- AIM:
Please output only the lines that run from the line containing "What does this" through the end of the material below, exactly.

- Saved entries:

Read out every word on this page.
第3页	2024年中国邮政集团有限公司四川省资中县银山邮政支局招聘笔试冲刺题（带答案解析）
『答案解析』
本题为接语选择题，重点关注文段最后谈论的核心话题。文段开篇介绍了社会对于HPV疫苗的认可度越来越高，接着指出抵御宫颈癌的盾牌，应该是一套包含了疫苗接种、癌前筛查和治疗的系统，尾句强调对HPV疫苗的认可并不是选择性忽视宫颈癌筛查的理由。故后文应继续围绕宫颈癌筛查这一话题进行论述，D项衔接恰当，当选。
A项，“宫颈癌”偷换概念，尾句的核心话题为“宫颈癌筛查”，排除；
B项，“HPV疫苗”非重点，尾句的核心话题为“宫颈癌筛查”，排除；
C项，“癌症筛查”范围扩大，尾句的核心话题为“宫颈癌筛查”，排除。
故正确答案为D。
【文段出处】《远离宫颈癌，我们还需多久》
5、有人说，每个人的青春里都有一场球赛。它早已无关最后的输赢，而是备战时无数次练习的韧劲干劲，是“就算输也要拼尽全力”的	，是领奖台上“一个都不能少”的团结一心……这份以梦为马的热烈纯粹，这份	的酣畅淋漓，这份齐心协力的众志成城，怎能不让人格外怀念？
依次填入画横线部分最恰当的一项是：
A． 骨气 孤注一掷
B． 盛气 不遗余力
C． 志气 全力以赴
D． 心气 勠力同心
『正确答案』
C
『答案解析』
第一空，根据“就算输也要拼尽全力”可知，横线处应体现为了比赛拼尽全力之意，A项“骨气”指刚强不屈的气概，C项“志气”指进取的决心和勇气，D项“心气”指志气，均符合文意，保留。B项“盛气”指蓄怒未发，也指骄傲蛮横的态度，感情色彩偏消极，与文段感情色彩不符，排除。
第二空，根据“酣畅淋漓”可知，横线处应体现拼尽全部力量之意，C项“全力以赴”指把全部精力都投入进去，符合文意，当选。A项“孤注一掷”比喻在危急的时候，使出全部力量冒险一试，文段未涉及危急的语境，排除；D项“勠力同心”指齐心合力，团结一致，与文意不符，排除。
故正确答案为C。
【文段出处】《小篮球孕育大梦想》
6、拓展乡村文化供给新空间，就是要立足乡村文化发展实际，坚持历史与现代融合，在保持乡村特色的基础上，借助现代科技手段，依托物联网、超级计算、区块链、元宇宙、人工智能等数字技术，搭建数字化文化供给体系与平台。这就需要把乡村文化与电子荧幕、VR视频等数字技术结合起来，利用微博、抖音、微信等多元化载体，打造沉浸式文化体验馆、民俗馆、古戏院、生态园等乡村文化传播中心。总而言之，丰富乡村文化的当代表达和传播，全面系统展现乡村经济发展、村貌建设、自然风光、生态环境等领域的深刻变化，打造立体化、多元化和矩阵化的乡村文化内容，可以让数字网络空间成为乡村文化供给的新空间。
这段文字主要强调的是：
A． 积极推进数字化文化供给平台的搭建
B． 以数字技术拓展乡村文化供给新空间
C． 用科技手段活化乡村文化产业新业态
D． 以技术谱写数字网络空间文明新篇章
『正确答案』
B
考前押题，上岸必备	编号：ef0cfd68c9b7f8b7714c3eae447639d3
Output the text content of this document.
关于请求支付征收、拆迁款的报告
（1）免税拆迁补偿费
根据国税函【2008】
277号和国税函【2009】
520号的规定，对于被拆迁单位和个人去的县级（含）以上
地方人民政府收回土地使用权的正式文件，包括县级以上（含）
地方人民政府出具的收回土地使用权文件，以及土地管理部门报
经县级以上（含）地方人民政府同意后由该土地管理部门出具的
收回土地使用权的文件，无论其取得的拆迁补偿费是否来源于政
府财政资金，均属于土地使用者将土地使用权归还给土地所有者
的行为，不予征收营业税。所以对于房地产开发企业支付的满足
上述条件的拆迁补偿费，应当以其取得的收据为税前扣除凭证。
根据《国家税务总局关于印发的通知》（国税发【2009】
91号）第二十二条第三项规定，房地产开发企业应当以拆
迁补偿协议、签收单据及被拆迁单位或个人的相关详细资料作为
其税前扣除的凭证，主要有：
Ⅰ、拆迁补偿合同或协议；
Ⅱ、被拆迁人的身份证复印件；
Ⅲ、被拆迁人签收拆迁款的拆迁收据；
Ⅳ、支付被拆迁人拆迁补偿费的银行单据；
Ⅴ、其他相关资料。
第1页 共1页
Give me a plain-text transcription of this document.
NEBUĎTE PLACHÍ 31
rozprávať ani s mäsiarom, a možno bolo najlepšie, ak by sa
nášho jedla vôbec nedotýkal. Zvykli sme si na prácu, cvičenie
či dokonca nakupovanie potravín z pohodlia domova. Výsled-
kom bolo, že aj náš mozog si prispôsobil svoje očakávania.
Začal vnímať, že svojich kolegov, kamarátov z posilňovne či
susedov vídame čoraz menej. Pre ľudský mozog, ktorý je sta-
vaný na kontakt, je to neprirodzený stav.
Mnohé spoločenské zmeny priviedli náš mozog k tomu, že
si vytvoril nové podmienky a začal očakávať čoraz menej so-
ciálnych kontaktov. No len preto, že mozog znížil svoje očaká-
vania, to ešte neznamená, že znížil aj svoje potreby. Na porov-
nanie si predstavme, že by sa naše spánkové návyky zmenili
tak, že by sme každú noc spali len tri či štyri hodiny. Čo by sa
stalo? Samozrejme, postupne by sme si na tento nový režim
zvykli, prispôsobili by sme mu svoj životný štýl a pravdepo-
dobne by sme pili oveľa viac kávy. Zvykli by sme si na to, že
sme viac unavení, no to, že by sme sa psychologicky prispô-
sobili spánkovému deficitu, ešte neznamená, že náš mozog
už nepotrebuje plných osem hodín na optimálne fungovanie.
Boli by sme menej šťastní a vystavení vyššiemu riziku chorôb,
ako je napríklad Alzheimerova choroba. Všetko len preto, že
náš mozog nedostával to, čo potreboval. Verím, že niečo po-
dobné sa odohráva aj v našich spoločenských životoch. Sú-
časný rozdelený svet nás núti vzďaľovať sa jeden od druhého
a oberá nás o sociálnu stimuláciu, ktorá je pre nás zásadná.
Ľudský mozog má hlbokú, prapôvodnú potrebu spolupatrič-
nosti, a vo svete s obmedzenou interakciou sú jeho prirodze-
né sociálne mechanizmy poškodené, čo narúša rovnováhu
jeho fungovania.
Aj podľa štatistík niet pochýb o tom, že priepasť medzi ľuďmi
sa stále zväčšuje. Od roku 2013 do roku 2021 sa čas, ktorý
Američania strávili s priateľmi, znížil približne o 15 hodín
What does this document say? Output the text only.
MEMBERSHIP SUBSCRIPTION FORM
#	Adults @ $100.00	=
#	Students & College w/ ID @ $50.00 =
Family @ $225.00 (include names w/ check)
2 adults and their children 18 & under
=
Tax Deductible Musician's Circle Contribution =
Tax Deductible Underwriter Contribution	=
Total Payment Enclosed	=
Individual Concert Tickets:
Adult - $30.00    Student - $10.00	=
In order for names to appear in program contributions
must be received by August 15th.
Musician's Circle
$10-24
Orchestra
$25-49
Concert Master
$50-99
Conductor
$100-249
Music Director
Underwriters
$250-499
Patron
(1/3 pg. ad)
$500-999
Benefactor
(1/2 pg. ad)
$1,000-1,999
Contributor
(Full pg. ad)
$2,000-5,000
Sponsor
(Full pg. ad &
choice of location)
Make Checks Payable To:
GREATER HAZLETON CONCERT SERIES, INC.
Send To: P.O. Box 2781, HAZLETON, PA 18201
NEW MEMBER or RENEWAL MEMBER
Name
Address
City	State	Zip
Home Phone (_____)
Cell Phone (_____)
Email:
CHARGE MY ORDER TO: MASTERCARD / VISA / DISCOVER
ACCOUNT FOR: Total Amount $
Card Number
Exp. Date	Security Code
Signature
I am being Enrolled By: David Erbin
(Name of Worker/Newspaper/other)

- RIGHT ANSWER:
What does this document say? Output the text only.
MEMBERSHIP SUBSCRIPTION FORM
#	Adults @ $100.00	=
#	Students & College w/ ID @ $50.00 =
Family @ $225.00 (include names w/ check)
2 adults and their children 18 & under
=
Tax Deductible Musician's Circle Contribution =
Tax Deductible Underwriter Contribution	=
Total Payment Enclosed	=
Individual Concert Tickets:
Adult - $30.00    Student - $10.00	=
In order for names to appear in program contributions
must be received by August 15th.
Musician's Circle
$10-24
Orchestra
$25-49
Concert Master
$50-99
Conductor
$100-249
Music Director
Underwriters
$250-499
Patron
(1/3 pg. ad)
$500-999
Benefactor
(1/2 pg. ad)
$1,000-1,999
Contributor
(Full pg. ad)
$2,000-5,000
Sponsor
(Full pg. ad &
choice of location)
Make Checks Payable To:
GREATER HAZLETON CONCERT SERIES, INC.
Send To: P.O. Box 2781, HAZLETON, PA 18201
NEW MEMBER or RENEWAL MEMBER
Name
Address
City	State	Zip
Home Phone (_____)
Cell Phone (_____)
Email:
CHARGE MY ORDER TO: MASTERCARD / VISA / DISCOVER
ACCOUNT FOR: Total Amount $
Card Number
Exp. Date	Security Code
Signature
I am being Enrolled By: David Erbin
(Name of Worker/Newspaper/other)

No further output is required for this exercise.